Required work → Output every entry exactly as given.
________________________________________
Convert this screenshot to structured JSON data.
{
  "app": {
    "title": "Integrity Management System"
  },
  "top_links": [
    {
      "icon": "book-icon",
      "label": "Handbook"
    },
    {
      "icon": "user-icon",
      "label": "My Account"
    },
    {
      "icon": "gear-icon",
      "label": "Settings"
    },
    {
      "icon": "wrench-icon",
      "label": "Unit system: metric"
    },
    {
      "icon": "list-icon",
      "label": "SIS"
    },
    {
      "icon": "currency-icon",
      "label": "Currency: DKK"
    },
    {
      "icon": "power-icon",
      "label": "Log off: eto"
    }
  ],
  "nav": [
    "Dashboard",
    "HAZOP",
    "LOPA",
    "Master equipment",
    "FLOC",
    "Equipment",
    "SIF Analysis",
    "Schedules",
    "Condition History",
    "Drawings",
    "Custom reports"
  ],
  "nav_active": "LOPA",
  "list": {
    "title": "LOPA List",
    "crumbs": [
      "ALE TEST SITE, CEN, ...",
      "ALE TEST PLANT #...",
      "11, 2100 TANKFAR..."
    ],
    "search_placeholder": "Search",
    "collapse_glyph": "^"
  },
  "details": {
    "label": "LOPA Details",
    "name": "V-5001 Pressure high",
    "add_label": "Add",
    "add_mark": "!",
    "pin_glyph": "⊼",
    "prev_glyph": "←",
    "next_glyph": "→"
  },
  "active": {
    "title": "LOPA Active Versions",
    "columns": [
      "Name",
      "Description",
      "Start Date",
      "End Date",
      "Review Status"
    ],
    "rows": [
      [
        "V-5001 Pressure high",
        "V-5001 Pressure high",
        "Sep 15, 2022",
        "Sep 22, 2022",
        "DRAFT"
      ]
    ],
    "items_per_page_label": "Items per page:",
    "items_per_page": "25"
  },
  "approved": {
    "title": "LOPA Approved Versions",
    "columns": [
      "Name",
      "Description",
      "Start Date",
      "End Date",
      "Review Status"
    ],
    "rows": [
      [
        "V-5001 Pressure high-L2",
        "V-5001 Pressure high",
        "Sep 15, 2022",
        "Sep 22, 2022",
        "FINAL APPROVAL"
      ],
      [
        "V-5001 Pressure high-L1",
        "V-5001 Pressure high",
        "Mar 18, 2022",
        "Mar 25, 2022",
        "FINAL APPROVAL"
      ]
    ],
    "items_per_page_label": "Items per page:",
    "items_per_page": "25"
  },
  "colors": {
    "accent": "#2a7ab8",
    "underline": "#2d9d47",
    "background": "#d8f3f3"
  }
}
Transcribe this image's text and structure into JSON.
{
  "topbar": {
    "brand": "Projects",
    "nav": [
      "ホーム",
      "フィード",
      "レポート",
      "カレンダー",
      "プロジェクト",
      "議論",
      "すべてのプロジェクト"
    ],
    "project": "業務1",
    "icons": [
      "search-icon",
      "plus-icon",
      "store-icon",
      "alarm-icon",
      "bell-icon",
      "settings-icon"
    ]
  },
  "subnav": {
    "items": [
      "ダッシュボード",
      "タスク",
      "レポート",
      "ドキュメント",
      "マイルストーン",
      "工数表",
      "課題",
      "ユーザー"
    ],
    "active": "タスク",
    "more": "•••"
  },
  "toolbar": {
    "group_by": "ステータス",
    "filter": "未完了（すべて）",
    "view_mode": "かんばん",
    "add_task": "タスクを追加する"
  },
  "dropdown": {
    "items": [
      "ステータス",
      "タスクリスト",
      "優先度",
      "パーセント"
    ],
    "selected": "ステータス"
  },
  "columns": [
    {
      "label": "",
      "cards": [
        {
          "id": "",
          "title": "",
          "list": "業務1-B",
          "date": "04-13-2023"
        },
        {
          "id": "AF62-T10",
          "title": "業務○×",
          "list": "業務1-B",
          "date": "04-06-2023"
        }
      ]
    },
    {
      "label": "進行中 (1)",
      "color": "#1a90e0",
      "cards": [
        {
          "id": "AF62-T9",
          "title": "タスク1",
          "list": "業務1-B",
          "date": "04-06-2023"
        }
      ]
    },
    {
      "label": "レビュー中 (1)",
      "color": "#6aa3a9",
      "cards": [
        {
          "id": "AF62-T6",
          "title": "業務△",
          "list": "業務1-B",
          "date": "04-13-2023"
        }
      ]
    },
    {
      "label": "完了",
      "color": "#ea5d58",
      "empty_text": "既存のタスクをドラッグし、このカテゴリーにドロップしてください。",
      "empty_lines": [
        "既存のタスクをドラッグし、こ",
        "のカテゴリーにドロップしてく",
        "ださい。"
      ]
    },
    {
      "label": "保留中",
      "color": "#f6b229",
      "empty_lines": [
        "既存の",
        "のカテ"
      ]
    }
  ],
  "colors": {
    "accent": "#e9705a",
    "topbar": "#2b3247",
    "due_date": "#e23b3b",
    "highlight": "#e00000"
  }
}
________________________________________
Answer to this task →
Convert this screenshot to structured JSON data.
{
  "app": {
    "title": "Integrity Management System"
  },
  "top_links": [
    {
      "icon": "book-icon",
      "label": "Handbook"
    },
    {
      "icon": "user-icon",
      "label": "My Account"
    },
    {
      "icon": "gear-icon",
      "label": "Settings"
    },
    {
      "icon": "wrench-icon",
      "label": "Unit system: metric"
    },
    {
      "icon": "list-icon",
      "label": "SIS"
    },
    {
      "icon": "currency-icon",
      "label": "Currency: DKK"
    },
    {
      "icon": "power-icon",
      "label": "Log off: eto"
    }
  ],
  "nav": [
    "Dashboard",
    "HAZOP",
    "LOPA",
    "Master equipment",
    "FLOC",
    "Equipment",
    "SIF Analysis",
    "Schedules",
    "Condition History",
    "Drawings",
    "Custom reports"
  ],
  "nav_active": "LOPA",
  "list": {
    "title": "LOPA List",
    "crumbs": [
      "ALE TEST SITE, CEN, ...",
      "ALE TEST PLANT #...",
      "11, 2100 TANKFAR..."
    ],
    "search_placeholder": "Search",
    "collapse_glyph": "^"
  },
  "details": {
    "label": "LOPA Details",
    "name": "V-5001 Pressure high",
    "add_label": "Add",
    "add_mark": "!",
    "pin_glyph": "⊼",
    "prev_glyph": "←",
    "next_glyph": "→"
  },
  "active": {
    "title": "LOPA Active Versions",
    "columns": [
      "Name",
      "Description",
      "Start Date",
      "End Date",
      "Review Status"
    ],
    "rows": [
      [
        "V-5001 Pressure high",
        "V-5001 Pressure high",
        "Sep 15, 2022",
        "Sep 22, 2022",
        "DRAFT"
      ]
    ],
    "items_per_page_label": "Items per page:",
    "items_per_page": "25"
  },
  "approved": {
    "title": "LOPA Approved Versions",
    "columns": [
      "Name",
      "Description",
      "Start Date",
      "End Date",
      "Review Status"
    ],
    "rows": [
      [
        "V-5001 Pressure high-L2",
        "V-5001 Pressure high",
        "Sep 15, 2022",
        "Sep 22, 2022",
        "FINAL APPROVAL"
      ],
      [
        "V-5001 Pressure high-L1",
        "V-5001 Pressure high",
        "Mar 18, 2022",
        "Mar 25, 2022",
        "FINAL APPROVAL"
      ]
    ],
    "items_per_page_label": "Items per page:",
    "items_per_page": "25"
  },
  "colors": {
    "accent": "#2a7ab8",
    "underline": "#2d9d47",
    "background": "#d8f3f3"
  }
}
Transcribe this image's text and structure into JSON.
{
  "topbar": {
    "brand": "Projects",
    "nav": [
      "ホーム",
      "フィード",
      "レポート",
      "カレンダー",
      "プロジェクト",
      "議論",
      "すべてのプロジェクト"
    ],
    "project": "業務1",
    "icons": [
      "search-icon",
      "plus-icon",
      "store-icon",
      "alarm-icon",
      "bell-icon",
      "settings-icon"
    ]
  },
  "subnav": {
    "items": [
      "ダッシュボード",
      "タスク",
      "レポート",
      "ドキュメント",
      "マイルストーン",
      "工数表",
      "課題",
      "ユーザー"
    ],
    "active": "タスク",
    "more": "•••"
  },
  "toolbar": {
    "group_by": "ステータス",
    "filter": "未完了（すべて）",
    "view_mode": "かんばん",
    "add_task": "タスクを追加する"
  },
  "dropdown": {
    "items": [
      "ステータス",
      "タスクリスト",
      "優先度",
      "パーセント"
    ],
    "selected": "ステータス"
  },
  "columns": [
    {
      "label": "",
      "cards": [
        {
          "id": "",
          "title": "",
          "list": "業務1-B",
          "date": "04-13-2023"
        },
        {
          "id": "AF62-T10",
          "title": "業務○×",
          "list": "業務1-B",
          "date": "04-06-2023"
        }
      ]
    },
    {
      "label": "進行中 (1)",
      "color": "#1a90e0",
      "cards": [
        {
          "id": "AF62-T9",
          "title": "タスク1",
          "list": "業務1-B",
          "date": "04-06-2023"
        }
      ]
    },
    {
      "label": "レビュー中 (1)",
      "color": "#6aa3a9",
      "cards": [
        {
          "id": "AF62-T6",
          "title": "業務△",
          "list": "業務1-B",
          "date": "04-13-2023"
        }
      ]
    },
    {
      "label": "完了",
      "color": "#ea5d58",
      "empty_text": "既存のタスクをドラッグし、このカテゴリーにドロップしてください。",
      "empty_lines": [
        "既存のタスクをドラッグし、こ",
        "のカテゴリーにドロップしてく",
        "ださい。"
      ]
    },
    {
      "label": "保留中",
      "color": "#f6b229",
      "empty_lines": [
        "既存の",
        "のカテ"
      ]
    }
  ],
  "colors": {
    "accent": "#e9705a",
    "topbar": "#2b3247",
    "due_date": "#e23b3b",
    "highlight": "#e00000"
  }
}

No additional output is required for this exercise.